> **Tasks to carry out**
**a)** Answer these questions from the profile of Kathaleeya McIntosh:
(i) For which organization does she serve as an envoy?
(ii) What degree does she hold, and from where?
(iii) What do her friends call her?
**b)** List every kind of work the profile of Kathaleeya McIntosh says she does.

> **Excerpted text**

╔══

You can’t not recognise Kathaleeya McIntosh’s face. She co-hosts a popular talkshow, stars in a soap opera, emcees at all the right parties and squeezes in some modelling in between. Even if you’re the type who sticks to reading newspapers, you’ve probably seen her there too, in her role as an envoy for Unicef.
And that’s just the visible side of 29-year-old Kathaleeya’s work. Behind the scenes, she helps out her elder brother by nearly three years, Willie, at his production company. "It’s good to be using my degree," she says, referring to her bachelors in business and arts from ABAC. "It’s very different from everything else I’m doing now – it’s a job you get because of brains, not beauty. "
It’s true that Kathaleeya – Mam to her friends – got her start in modelling thanks to her beauty. But for longevity in such a fickle business, brains have to be part of the package. And in conversation with her, it’s clear she’s got both.

╚══

Rows from a layout dataset
╔══

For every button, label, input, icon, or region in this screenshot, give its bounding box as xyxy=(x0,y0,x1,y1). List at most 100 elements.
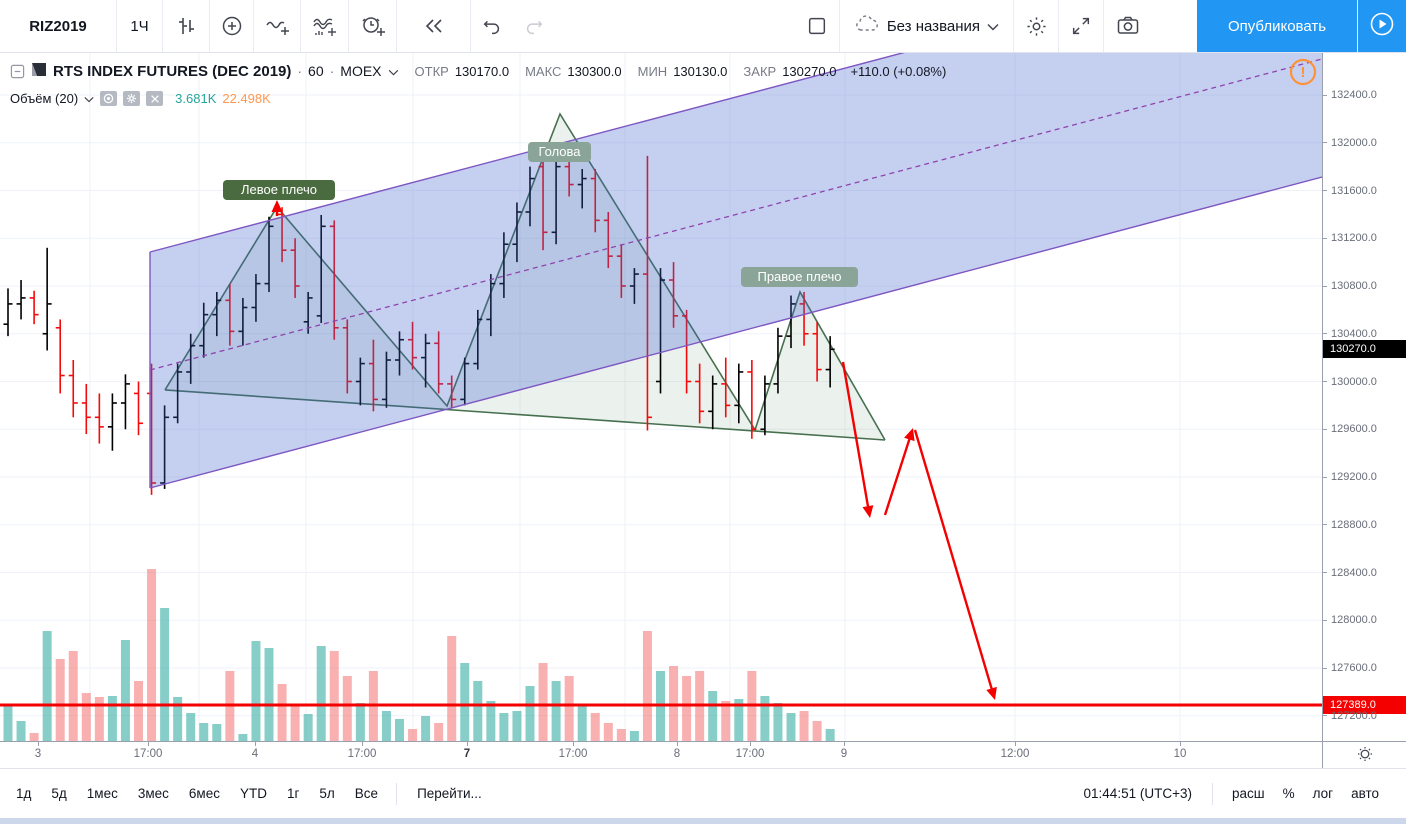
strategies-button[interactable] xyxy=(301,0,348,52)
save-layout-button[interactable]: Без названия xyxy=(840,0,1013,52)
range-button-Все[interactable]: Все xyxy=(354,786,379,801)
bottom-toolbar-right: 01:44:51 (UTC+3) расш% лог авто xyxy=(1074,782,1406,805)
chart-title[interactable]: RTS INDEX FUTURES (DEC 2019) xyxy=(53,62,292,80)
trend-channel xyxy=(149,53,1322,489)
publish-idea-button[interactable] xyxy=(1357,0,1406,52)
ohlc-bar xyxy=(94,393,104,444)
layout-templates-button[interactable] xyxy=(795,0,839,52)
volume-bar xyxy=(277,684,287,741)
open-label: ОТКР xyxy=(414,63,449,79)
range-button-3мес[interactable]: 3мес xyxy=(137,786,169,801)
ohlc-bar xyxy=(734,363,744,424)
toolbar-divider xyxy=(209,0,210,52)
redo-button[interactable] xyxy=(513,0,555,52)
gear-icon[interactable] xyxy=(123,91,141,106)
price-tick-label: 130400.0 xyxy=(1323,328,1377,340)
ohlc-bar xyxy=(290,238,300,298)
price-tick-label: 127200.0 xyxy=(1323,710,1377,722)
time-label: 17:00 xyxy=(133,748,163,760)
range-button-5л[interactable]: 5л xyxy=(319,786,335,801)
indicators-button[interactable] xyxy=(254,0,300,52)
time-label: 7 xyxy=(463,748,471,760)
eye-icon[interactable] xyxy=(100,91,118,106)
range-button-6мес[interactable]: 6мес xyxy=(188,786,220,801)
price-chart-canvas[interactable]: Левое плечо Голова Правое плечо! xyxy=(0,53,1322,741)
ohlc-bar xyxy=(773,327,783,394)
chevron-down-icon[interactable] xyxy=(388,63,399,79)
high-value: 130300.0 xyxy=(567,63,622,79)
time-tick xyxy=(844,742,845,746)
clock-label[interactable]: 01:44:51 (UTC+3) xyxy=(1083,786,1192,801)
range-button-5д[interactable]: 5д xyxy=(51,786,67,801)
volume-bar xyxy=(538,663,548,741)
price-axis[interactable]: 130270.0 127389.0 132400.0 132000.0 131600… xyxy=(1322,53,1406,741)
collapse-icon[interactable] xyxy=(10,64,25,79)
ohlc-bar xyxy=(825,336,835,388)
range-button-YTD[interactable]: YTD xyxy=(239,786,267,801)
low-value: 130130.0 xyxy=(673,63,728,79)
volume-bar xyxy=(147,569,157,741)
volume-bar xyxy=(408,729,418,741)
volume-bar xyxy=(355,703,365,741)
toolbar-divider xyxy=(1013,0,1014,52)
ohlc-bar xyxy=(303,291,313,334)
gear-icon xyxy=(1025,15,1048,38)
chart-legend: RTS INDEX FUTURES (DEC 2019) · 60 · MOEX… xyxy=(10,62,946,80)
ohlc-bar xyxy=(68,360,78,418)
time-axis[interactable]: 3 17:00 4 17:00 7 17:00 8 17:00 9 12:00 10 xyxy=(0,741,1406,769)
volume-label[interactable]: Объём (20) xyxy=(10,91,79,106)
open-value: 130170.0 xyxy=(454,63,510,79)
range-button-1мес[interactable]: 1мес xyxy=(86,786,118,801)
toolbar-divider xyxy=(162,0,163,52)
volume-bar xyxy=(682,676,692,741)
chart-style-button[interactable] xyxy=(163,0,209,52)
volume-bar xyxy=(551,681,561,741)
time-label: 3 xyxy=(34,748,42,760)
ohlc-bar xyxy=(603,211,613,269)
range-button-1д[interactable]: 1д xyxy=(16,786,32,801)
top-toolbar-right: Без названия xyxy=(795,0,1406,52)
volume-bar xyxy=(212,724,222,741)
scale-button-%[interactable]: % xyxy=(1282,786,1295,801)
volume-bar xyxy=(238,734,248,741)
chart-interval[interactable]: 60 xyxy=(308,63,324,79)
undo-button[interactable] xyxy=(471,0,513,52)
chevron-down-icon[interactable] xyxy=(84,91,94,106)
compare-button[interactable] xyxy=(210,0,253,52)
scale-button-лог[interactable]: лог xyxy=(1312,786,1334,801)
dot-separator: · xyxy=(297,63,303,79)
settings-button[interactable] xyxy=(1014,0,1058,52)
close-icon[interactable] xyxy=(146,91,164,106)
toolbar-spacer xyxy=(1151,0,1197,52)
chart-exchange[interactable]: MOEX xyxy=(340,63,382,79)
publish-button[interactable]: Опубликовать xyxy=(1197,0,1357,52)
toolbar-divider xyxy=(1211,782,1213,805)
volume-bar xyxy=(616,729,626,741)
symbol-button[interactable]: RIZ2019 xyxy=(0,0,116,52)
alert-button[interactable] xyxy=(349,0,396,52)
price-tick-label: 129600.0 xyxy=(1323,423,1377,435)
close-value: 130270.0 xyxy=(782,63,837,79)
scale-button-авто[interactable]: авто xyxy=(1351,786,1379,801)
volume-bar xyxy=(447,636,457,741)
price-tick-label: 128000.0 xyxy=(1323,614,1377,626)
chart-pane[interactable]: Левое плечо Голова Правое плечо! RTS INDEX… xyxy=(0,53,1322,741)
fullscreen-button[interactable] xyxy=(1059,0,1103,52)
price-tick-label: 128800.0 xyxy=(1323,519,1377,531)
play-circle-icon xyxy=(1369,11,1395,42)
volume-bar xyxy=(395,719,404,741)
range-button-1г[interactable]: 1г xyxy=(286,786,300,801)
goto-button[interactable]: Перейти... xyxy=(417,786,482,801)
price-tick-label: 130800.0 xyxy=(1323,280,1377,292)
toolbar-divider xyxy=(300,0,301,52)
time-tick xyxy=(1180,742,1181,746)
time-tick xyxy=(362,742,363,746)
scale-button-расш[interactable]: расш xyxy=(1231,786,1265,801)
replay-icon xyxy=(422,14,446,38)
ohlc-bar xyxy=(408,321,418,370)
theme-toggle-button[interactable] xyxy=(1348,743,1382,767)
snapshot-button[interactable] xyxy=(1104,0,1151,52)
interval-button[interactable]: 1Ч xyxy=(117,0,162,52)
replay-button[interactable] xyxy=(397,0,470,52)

╚══

> **Expected results**
**a)**
(i) Unicef
(ii) A bachelors in business and arts from ABAC
(iii) Mam

**b)**
- Co-hosting a popular talkshow
- Starring in a soap opera
- Emceeing at parties
- Modelling
- Serving as an envoy for Unicef
- Helping out at her brother Willie's production company